===== Input material =====

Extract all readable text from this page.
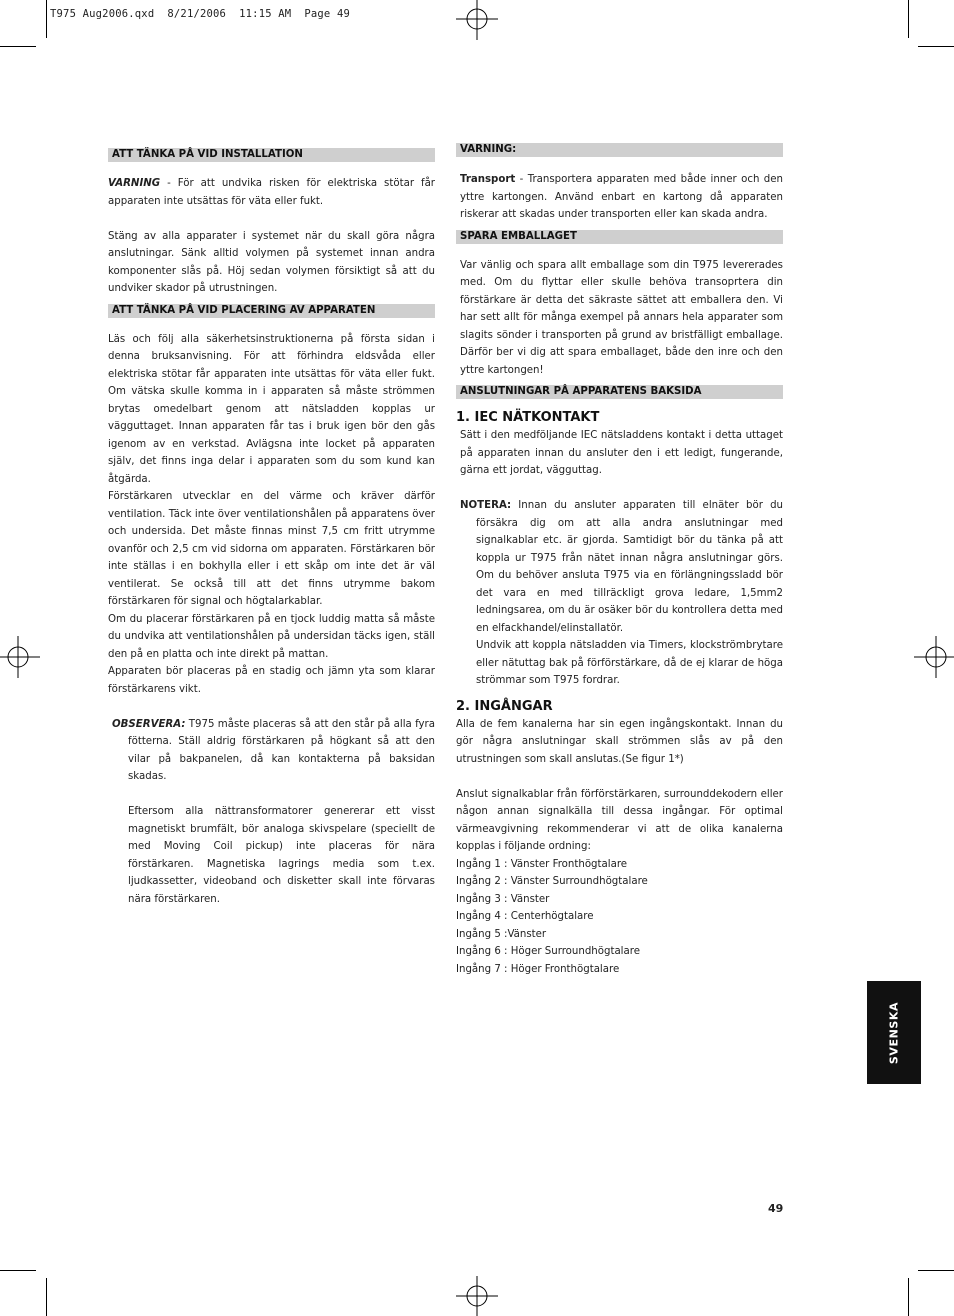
T975 Aug2006.qxd  8/21/2006  11:15 AM  Page 49
ATT TÄNKA PÅ VID INSTALLATION

VARNING - För att undvika risken för elektriska stötar får apparaten inte utsättas för väta eller fukt.

Stäng av alla apparater i systemet när du skall göra några anslutningar. Sänk alltid volymen på systemet innan andra komponenter slås på. Höj sedan volymen försiktigt så att du undviker skador på utrustningen.

ATT TÄNKA PÅ VID PLACERING AV APPARATEN

Läs och följ alla säkerhetsinstruktionerna på första sidan i denna bruksanvisning. För att förhindra eldsvåda eller elektriska stötar får apparaten inte utsättas för väta eller fukt. Om vätska skulle komma in i apparaten så måste strömmen brytas omedelbart genom att nätsladden kopplas ur vägguttaget. Innan apparaten får tas i bruk igen bör den gås igenom av en verkstad. Avlägsna inte locket på apparaten själv, det finns inga delar i apparaten som du som kund kan åtgärda.

Förstärkaren utvecklar en del värme och kräver därför ventilation. Täck inte över ventilationshålen på apparatens över och undersida. Det måste finnas minst 7,5 cm fritt utrymme ovanför och 2,5 cm vid sidorna om apparaten. Förstärkaren bör inte ställas i en bokhylla eller i ett skåp om inte det är väl ventilerat. Se också till att det finns utrymme bakom förstärkaren för signal och högtalarkablar.

Om du placerar förstärkaren på en tjock luddig matta så måste du undvika att ventilationshålen på undersidan täcks igen, ställ den på en platta och inte direkt på mattan.

Apparaten bör placeras på en stadig och jämn yta som klarar förstärkarens vikt.

OBSERVERA: T975 måste placeras så att den står på alla fyra fötterna. Ställ aldrig förstärkaren på högkant så att den vilar på bakpanelen, då kan kontakterna på baksidan skadas.

Eftersom alla nättransformatorer genererar ett visst magnetiskt brumfält, bör analoga skivspelare (speciellt de med Moving Coil pickup) inte placeras för nära förstärkaren. Magnetiska lagrings media som t.ex. ljudkassetter, videoband och disketter skall inte förvaras nära förstärkaren.

VARNING:

Transport - Transportera apparaten med både inner och den yttre kartongen. Använd enbart en kartong då apparaten riskerar att skadas under transporten eller kan skada andra.

SPARA EMBALLAGET

Var vänlig och spara allt emballage som din T975 levererades med. Om du flyttar eller skulle behöva transoprtera din förstärkare är detta det säkraste sättet att emballera den. Vi har sett allt för många exempel på annars hela apparater som slagits sönder i transporten på grund av bristfälligt emballage. Därför ber vi dig att spara emballaget, både den inre och den yttre kartongen!

ANSLUTNINGAR PÅ APPARATENS BAKSIDA
1. IEC NÄTKONTAKT

Sätt i den medföljande IEC nätsladdens kontakt i detta uttaget på apparaten innan du ansluter den i ett ledigt, fungerande, gärna ett jordat, vägguttag.

NOTERA: Innan du ansluter apparaten till elnäter bör du försäkra dig om att alla andra anslutningar med signalkablar etc. är gjorda. Samtidigt bör du tänka på att koppla ur T975 från nätet innan några anslutningar görs. Om du behöver ansluta T975 via en förlängningssladd bör det vara en med tillräckligt grova ledare, 1,5mm2 ledningsarea, om du är osäker bör du kontrollera detta med en elfackhandel/elinstallatör.

Undvik att koppla nätsladden via Timers, klockströmbrytare eller nätuttag bak på förförstärkare, då de ej klarar de höga strömmar som T975 fordrar.

2. INGÅNGAR

Alla de fem kanalerna har sin egen ingångskontakt. Innan du gör några anslutningar skall strömmen slås av på den utrustningen som skall anslutas.(Se figur 1*)

Anslut signalkablar från förförstärkaren, surrounddekodern eller någon annan signalkälla till dessa ingångar. För optimal värmeavgivning rekommenderar vi att de olika kanalerna kopplas i följande ordning:

Ingång 1 : Vänster Fronthögtalare
Ingång 2 : Vänster Surroundhögtalare
Ingång 3 : Vänster
Ingång 4 : Centerhögtalare
Ingång 5 :Vänster
Ingång 6 : Höger Surroundhögtalare
Ingång 7 : Höger Fronthögtalare
SVENSKA
49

=====

Look through the entries for lines containing the word "yttre" and return each one.

• _Exercise answer_:
Transport - Transportera apparaten med både inner och den yttre kartongen. Använd enbart en kartong då apparaten riskerar att skadas under transporten eller kan skada andra.
Var vänlig och spara allt emballage som din T975 levererades med. Om du flyttar eller skulle behöva transoprtera din förstärkare är detta det säkraste sättet att emballera den. Vi har sett allt för många exempel på annars hela apparater som slagits sönder i transporten på grund av bristfälligt emballage. Därför ber vi dig att spara emballaget, både den inre och den yttre kartongen!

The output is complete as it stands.